*Document excerpt*.
======

Top 10 Biggest Jerks in Americana Music

Some would imagine that the fan-friendly, honest Americana music scene would not be as likely to contain divas and d-bags as the more mainstream genres of music. However, thanks to critic and hipster love for the buzzworthy genre, things have changed of late. This groundswell has slowly created a context wherein all manner of unlikely aspirants are more apt to let their jerk flag fly. Here are some of the genre's most egregious offenders.


10. Brent Cobb
"Forgets" to invite cousin Dave to family functions
Band members only allowed to speak to him by text message


9. Rhiannon Giddens
Borrows band members' phones and logs out of everything
Once put a fan who accidentally called her 'Rihanna' in a triangle choke submission hold


8. Amanda Shires
Wouldn't speak to husband, Jason, for a month when he opposed the name "Taco Lucinda" for their daughter
Performed an entire show of Rob Thomas covers when one crowd was smaller than anticipated


7. Rob Baird
Always eats the middle cinnamon roll out of the pan first
Spends hours a day leaving 1 star iTunes reviews on other Americana artists
Will only autograph thongs


6. Shooter Jennings
Puffs, doesn't pass
Got a secret tip and sold all his Bitcoin to Marilyn Manson just before Bitcoin crashed
Plans to do an all-EDM tour later this year


5. Ward Davis
Secretly bullies Cody Jinks
Still says "Dilly Dilly!"

======

Which musicians hold the numbered spots in the Americana jerks ranking above?

======

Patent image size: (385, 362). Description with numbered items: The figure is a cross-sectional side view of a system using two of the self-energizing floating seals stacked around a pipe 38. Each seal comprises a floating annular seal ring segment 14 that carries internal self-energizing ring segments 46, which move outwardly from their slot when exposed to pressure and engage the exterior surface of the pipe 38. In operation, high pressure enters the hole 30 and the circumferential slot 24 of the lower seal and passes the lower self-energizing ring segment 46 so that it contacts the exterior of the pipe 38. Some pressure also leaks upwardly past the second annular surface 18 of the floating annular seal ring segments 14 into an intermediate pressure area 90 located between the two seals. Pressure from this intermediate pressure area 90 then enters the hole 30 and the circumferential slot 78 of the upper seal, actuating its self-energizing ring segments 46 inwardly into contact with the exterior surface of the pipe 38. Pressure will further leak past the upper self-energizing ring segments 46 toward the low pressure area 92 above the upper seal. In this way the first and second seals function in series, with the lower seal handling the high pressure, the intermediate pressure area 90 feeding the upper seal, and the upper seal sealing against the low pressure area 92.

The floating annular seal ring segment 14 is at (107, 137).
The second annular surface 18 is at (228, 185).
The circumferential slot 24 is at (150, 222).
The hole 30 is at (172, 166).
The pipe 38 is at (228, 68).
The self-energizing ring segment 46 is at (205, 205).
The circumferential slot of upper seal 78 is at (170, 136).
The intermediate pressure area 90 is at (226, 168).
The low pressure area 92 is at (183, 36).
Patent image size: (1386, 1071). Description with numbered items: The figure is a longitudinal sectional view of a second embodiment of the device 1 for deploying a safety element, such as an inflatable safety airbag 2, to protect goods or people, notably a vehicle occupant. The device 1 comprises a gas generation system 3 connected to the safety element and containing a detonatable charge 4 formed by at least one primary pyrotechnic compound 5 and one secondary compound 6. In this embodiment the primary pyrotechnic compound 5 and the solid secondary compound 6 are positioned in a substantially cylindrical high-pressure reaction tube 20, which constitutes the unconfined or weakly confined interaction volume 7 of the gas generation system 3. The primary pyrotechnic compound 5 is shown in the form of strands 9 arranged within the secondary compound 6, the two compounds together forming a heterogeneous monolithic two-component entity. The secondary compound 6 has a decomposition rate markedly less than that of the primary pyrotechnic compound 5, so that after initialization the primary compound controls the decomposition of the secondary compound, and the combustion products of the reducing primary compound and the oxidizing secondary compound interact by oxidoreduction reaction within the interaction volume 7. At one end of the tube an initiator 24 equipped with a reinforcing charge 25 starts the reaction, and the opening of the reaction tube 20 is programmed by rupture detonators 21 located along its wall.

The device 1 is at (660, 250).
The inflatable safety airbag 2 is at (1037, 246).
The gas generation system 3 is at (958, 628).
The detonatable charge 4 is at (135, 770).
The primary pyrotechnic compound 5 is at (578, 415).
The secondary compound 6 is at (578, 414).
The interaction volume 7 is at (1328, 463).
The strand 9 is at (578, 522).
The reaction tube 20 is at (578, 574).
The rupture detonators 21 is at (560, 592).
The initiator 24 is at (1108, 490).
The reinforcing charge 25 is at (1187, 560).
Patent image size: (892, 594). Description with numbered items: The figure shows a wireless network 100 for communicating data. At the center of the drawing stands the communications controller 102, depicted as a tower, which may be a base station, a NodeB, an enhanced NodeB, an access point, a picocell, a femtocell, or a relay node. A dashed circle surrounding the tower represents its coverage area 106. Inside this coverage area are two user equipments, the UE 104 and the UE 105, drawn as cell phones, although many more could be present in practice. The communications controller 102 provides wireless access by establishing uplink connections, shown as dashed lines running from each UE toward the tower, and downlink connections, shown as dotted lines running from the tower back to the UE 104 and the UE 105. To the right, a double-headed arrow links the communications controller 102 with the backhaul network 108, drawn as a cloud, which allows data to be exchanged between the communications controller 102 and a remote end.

======

*The result*. Brent Cobb (10), Rhiannon Giddens (9), Amanda Shires (8), Rob Baird (7), Shooter Jennings (6), Ward Davis (5)